- WORK REQUIRED: Bring together all lines of the material below that contain the string "молекулярная".

Extracted data entries:
+++

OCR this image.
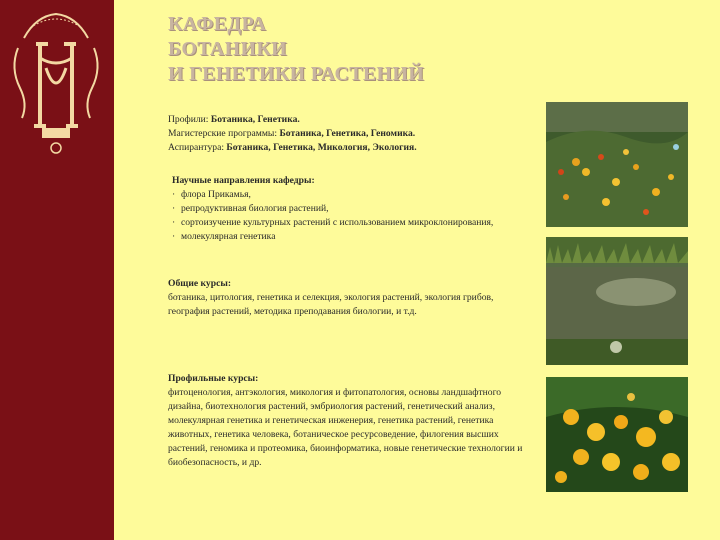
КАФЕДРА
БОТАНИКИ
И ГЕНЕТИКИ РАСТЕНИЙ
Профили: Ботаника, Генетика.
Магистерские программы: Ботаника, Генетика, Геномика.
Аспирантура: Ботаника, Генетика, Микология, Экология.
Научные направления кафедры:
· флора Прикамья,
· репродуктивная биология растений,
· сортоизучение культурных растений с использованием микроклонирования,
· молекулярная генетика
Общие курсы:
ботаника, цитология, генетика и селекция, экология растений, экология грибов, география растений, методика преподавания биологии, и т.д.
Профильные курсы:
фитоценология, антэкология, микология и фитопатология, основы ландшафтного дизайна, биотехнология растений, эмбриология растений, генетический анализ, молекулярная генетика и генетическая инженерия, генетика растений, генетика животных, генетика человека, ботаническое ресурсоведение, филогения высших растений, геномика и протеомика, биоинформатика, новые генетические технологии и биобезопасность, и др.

+++

- REPLY TO THE EXERCISE:
· молекулярная генетика
фитоценология, антэкология, микология и фитопатология, основы ландшафтного дизайна, биотехнология растений, эмбриология растений, генетический анализ, молекулярная генетика и генетическая инженерия, генетика растений, генетика животных, генетика человека, ботаническое ресурсоведение, филогения высших растений, геномика и протеомика, биоинформатика, новые генетические технологии и биобезопасность, и др.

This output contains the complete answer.